(Stored data entries)
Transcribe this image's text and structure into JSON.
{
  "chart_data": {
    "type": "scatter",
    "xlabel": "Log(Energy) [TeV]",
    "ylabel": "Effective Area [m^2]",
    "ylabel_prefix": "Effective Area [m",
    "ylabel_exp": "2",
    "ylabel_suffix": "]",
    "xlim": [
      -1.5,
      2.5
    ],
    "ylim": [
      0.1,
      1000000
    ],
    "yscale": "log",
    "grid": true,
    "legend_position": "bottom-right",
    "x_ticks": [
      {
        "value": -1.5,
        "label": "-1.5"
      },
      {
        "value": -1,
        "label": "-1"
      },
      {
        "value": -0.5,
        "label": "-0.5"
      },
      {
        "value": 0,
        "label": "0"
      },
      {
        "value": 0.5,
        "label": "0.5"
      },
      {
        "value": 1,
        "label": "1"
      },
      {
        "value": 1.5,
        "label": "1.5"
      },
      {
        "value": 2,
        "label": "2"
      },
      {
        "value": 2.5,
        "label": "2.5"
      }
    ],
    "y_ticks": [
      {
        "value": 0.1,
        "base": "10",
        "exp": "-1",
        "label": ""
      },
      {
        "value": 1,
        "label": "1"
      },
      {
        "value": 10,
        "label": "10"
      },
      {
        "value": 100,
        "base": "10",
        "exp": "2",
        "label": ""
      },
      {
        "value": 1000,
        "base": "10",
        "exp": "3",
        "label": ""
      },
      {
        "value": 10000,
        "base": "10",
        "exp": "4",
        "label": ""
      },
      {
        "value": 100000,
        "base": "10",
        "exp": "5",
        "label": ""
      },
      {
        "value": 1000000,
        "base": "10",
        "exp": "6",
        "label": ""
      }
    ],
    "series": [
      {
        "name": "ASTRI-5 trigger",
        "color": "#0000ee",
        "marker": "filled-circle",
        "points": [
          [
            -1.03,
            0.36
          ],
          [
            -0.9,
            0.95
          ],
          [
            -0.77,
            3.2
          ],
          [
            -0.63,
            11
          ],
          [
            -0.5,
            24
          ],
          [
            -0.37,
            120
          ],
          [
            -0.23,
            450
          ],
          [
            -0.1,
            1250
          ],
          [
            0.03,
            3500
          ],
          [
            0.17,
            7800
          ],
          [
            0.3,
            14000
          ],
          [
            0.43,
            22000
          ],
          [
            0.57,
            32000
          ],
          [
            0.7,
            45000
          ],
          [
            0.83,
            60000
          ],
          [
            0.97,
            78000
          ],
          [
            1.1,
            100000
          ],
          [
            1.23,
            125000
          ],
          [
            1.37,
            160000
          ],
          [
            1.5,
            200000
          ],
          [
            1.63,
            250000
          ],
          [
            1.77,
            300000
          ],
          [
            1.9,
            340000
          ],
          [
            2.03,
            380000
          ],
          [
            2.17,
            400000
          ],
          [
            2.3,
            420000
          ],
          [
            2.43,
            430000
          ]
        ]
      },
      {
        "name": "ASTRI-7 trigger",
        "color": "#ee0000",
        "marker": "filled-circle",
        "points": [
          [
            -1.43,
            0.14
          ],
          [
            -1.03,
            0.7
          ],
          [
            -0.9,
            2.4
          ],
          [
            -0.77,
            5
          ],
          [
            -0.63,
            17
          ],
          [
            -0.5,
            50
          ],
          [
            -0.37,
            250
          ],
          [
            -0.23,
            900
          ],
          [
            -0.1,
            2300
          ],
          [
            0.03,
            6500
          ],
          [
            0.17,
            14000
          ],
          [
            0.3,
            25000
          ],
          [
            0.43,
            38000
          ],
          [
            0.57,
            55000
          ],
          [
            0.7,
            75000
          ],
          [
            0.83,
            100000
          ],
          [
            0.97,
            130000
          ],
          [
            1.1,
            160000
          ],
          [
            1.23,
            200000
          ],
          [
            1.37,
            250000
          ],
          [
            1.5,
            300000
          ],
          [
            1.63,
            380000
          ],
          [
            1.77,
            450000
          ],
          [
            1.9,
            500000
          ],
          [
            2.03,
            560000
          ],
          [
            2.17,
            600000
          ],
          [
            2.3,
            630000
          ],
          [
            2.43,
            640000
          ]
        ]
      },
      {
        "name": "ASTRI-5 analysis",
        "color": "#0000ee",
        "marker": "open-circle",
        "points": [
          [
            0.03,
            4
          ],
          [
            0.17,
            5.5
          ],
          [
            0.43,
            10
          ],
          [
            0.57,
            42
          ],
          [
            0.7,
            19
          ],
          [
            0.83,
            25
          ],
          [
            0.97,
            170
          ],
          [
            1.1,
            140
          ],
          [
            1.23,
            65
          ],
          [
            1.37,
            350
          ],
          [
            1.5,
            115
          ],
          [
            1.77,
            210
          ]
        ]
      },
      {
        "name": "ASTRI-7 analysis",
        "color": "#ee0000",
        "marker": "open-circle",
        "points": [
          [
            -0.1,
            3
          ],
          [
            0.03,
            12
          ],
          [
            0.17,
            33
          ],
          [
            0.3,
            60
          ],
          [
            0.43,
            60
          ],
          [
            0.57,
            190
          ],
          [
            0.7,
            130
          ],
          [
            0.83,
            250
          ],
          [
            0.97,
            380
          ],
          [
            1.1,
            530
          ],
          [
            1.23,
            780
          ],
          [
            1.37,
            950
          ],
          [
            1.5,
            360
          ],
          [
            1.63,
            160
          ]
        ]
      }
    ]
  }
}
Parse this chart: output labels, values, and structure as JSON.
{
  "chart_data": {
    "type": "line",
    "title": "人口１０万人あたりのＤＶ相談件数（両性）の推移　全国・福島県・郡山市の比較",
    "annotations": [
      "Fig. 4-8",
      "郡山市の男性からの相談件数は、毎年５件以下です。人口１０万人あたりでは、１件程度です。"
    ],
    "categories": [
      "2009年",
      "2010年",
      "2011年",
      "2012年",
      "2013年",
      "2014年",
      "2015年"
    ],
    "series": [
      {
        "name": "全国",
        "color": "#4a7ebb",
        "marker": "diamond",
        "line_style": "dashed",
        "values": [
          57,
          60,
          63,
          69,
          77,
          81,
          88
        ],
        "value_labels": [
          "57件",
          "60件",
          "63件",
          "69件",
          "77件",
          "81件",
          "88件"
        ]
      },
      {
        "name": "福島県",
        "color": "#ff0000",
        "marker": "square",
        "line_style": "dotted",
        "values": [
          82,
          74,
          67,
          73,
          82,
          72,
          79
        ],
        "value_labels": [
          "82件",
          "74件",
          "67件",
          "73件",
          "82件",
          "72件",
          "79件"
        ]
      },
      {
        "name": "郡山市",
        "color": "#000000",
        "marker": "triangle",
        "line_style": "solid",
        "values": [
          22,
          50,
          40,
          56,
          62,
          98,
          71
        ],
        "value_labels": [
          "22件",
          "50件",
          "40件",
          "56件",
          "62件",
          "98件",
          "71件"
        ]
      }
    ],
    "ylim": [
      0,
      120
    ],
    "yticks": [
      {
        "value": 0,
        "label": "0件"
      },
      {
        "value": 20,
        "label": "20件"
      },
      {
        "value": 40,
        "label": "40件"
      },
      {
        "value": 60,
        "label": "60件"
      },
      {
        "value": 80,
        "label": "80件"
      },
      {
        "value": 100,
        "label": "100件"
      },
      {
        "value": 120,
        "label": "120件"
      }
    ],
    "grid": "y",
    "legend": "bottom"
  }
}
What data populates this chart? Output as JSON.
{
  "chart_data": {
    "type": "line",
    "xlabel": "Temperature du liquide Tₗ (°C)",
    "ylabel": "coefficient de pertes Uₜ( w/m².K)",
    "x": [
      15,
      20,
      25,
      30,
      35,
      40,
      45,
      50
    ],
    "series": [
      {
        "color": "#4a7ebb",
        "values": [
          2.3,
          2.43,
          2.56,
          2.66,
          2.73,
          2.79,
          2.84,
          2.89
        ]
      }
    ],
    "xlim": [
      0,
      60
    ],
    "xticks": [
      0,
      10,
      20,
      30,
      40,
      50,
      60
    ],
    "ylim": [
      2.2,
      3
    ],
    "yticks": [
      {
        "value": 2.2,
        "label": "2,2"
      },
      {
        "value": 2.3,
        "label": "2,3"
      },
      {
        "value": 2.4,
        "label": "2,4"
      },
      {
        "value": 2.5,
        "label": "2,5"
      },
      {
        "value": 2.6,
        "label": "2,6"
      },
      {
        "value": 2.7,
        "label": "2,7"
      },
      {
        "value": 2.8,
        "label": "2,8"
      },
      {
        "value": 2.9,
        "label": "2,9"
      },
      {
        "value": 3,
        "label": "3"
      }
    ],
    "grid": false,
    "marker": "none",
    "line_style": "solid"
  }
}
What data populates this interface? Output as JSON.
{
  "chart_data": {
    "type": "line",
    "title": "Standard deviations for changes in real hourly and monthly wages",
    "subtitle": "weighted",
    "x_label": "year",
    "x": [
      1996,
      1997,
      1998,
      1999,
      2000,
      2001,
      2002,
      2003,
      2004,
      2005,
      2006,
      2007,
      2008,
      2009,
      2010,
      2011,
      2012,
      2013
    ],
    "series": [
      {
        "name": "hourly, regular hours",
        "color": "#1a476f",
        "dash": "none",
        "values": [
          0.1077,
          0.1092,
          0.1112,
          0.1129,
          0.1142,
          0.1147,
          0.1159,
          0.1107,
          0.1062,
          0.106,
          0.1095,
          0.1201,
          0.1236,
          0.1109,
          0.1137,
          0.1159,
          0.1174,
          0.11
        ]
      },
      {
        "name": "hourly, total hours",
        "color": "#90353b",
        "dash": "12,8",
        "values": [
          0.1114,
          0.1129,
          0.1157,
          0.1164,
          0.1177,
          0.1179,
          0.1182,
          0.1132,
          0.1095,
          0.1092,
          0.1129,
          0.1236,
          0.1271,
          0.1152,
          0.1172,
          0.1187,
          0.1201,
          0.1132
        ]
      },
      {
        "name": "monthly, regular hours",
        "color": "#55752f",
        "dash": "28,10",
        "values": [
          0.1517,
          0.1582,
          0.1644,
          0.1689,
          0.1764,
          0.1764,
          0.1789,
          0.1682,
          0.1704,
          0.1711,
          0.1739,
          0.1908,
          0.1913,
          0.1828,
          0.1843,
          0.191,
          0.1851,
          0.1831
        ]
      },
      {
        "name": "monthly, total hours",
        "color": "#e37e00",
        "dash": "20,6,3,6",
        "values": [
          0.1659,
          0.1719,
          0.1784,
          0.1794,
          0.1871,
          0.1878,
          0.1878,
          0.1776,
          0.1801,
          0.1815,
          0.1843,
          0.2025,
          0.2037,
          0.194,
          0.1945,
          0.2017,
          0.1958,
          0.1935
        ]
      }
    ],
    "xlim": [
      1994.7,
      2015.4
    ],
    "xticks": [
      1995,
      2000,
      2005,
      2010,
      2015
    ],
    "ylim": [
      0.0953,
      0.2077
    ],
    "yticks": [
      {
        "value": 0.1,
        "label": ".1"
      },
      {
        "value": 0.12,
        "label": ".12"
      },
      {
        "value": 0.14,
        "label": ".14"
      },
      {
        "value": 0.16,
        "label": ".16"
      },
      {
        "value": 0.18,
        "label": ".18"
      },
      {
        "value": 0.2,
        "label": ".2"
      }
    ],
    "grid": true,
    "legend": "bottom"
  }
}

What is expected = Go through the records above and copy every line with the word "trigger".

Answer in full =
        "name": "ASTRI-5 trigger",
        "name": "ASTRI-7 trigger",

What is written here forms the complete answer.